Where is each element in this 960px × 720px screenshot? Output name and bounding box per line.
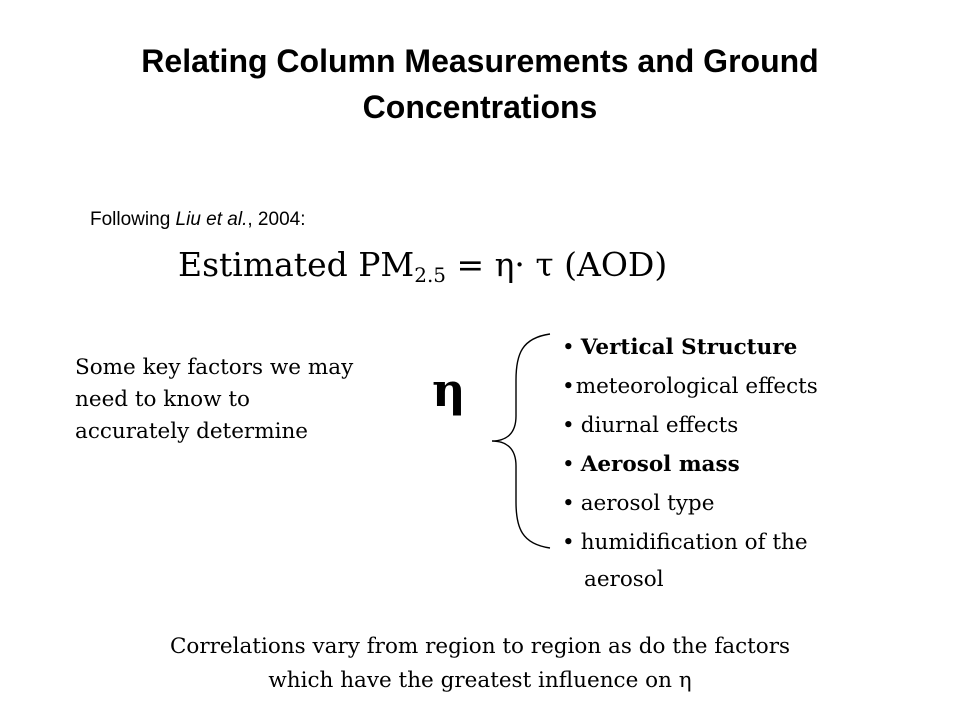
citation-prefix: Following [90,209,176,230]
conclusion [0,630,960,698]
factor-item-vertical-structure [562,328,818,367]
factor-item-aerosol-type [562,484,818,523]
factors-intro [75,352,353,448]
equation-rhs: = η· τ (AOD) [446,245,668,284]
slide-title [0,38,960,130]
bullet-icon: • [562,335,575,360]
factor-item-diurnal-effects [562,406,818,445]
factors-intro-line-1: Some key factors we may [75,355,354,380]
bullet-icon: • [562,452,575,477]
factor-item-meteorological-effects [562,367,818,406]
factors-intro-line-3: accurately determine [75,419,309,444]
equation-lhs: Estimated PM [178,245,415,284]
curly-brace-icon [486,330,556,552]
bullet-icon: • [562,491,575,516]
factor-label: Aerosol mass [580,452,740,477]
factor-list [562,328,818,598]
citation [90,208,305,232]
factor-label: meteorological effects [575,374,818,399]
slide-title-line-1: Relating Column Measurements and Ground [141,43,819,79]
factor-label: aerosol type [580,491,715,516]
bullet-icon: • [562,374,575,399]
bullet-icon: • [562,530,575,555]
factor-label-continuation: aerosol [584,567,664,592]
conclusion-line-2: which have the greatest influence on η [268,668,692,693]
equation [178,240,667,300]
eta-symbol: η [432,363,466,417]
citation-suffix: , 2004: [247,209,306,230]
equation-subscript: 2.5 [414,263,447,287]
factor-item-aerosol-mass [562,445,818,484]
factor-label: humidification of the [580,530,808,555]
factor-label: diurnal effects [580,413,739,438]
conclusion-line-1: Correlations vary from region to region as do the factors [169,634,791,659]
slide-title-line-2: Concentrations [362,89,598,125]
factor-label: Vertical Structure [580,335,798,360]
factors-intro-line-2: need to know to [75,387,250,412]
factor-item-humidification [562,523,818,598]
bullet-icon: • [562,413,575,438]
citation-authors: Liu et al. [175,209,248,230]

════

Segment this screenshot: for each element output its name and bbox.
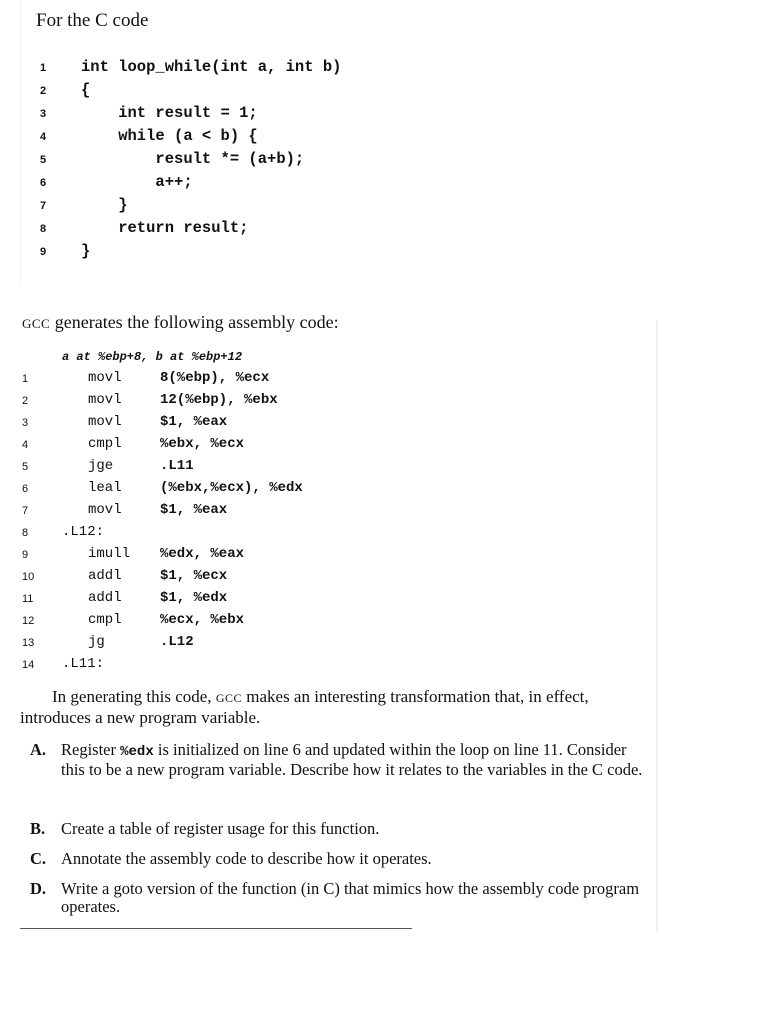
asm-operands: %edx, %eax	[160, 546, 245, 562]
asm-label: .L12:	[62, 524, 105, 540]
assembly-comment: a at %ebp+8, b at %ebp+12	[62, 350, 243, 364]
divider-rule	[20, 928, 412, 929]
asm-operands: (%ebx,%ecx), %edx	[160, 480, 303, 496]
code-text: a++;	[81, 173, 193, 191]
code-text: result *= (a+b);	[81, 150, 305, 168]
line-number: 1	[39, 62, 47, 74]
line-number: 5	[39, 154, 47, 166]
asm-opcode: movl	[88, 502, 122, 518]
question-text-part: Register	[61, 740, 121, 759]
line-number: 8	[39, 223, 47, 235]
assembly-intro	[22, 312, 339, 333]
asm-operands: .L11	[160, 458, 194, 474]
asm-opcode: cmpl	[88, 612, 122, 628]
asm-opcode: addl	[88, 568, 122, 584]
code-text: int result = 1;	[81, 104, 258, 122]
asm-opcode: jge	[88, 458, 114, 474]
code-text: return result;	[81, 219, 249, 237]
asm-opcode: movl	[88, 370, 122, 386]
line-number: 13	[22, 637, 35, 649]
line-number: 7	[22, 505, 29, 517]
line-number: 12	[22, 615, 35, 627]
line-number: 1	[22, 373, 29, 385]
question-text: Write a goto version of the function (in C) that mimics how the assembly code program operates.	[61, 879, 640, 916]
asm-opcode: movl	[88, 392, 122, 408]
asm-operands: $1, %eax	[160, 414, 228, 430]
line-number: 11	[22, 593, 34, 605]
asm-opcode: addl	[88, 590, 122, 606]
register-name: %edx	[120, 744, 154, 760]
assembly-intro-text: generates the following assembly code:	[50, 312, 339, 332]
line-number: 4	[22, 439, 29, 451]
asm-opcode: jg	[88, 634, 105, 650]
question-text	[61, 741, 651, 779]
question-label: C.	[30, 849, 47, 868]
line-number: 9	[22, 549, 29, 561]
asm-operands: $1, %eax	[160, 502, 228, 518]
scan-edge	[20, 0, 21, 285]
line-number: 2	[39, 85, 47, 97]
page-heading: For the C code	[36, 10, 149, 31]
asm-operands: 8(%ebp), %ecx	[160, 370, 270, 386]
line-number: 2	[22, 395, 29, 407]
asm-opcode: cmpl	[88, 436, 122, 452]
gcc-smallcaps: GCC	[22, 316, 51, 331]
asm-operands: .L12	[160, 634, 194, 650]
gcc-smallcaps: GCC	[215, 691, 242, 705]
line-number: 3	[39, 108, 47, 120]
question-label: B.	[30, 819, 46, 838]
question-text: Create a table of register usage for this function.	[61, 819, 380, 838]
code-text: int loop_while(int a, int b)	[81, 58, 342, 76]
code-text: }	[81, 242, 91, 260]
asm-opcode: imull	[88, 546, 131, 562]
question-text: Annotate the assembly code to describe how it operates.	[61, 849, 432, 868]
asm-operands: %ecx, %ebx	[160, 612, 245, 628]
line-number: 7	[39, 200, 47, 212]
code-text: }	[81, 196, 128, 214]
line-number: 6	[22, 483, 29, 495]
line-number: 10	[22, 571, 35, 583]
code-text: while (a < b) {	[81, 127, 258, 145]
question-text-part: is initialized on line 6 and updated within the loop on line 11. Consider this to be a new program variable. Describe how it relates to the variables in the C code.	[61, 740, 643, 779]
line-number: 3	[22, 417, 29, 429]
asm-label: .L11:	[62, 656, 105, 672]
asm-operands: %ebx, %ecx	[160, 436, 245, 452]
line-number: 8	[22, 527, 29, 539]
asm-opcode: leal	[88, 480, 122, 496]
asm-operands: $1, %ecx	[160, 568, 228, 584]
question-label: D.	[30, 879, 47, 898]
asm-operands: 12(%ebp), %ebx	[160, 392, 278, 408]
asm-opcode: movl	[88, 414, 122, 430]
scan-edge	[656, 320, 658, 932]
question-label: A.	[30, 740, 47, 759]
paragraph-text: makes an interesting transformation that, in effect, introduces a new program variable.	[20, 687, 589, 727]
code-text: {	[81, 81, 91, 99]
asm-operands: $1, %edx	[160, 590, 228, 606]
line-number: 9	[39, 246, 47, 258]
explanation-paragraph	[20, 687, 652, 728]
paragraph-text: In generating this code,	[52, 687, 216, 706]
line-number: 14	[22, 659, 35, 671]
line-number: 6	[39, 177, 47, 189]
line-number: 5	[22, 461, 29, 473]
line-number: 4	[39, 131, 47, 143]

════

__TASK GOAL__:
Please give again the part of the listing that opens with the line containing "citation-prefix: Following [90,209,176,230]" and closes with the line containing "bullet-icon: • [562,491,575,516]", swapping "bullet-icon" for "bullet-marker" and leaving everything else unchanged.

__OUTPUT OF THE EXERCISE__:
citation-prefix: Following [90,209,176,230]
conclusion [0,630,960,698]
factor-item-vertical-structure [562,328,818,367]
factor-item-aerosol-type [562,484,818,523]
factors-intro [75,352,353,448]
equation-rhs: = η· τ (AOD) [446,245,668,284]
slide-title [0,38,960,130]
bullet-marker: • [562,335,575,360]
factor-item-diurnal-effects [562,406,818,445]
factors-intro-line-1: Some key factors we may [75,355,354,380]
bullet-marker: • [562,452,575,477]
factor-item-meteorological-effects [562,367,818,406]
factors-intro-line-3: accurately determine [75,419,309,444]
equation-lhs: Estimated PM [178,245,415,284]
curly-brace-icon [486,330,556,552]
bullet-marker: • [562,491,575,516]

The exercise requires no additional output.